[START OF Passage shown]

Downstream App: Missing Data

Data Module

class sdofmv2.tasks.missing_data.missing_data_module.MissingDataModel(*args: Any, **kwargs: Any)[source]

Bases: BaseModule

A model for reconstructing missing data channels using a backbone autoencoder.

This class wraps a backbone autoencoder to perform missing data tasks. It implements a random channel drop mechanism where one channel is zeroed out, and the model is trained to reconstruct that specific channel using MSE loss.

Parameters:
  • optimizer_dict (dict, optional) – Configuration for the optimizer. Defaults to None.

  • scheduler_dict (dict, optional) – Configuration for the learning rate scheduler. Defaults to None.

  • backbone (object, optional) – The backbone autoencoder model. Defaults to None.

  • freeze_encoder (bool) – Whether to freeze the encoder blocks of the backbone. Defaults to True.

  • *args – Variable length argument list passed to BaseModule.

  • **kwargs – Arbitrary keyword arguments passed to BaseModule.

backbone

The underlying autoencoder model.

Type:

object

masking_ratio

The masking ratio used by the backbone.

Type:

float

validation_metrics

Storage for metrics computed during validation.

Type:

list

Methods

forward(imgs[, mask_ratio])

Performs a standard forward pass through the backbone autoencoder.

forward_random_channel_drop(imgs[, mask_ratio])

Corrupts a random channel and performs a forward pass.

training_step(batch, batch_idx)

Executes a single training step with random channel corruption.

validation_step(batch, batch_idx)

Executes a single validation step and logs metrics.

forward(imgs, mask_ratio=0.5)[source]

Performs a standard forward pass through the backbone autoencoder.

[END OF Passage shown]
[START OF Source data]

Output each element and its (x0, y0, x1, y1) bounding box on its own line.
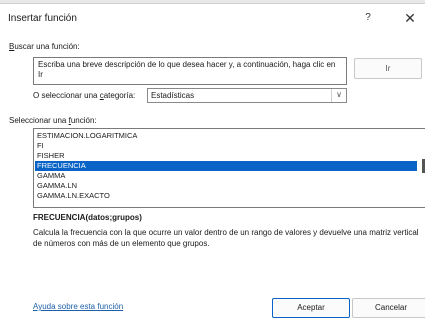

[END OF Source data]

• _Things to do_
[A] Answer these about the MissingDataModel documentation, one line each:
(i) Which loss is the model trained with to reconstruct the dropped channel?
(ii) What is the default value of freeze_encoder?
(iii) What type is validation_metrics?
[B] Reproduce the MissingDataModel documentation between "Corrupts a random" and "validation_step(batch, batch_idx)", inclusive.

• _Responses by task_
[A]
(i) MSE loss
(ii) True
(iii) list

[B]
Corrupts a random channel and performs a forward pass.

training_step(batch, batch_idx)

Executes a single training step with random channel corruption.

validation_step(batch, batch_idx)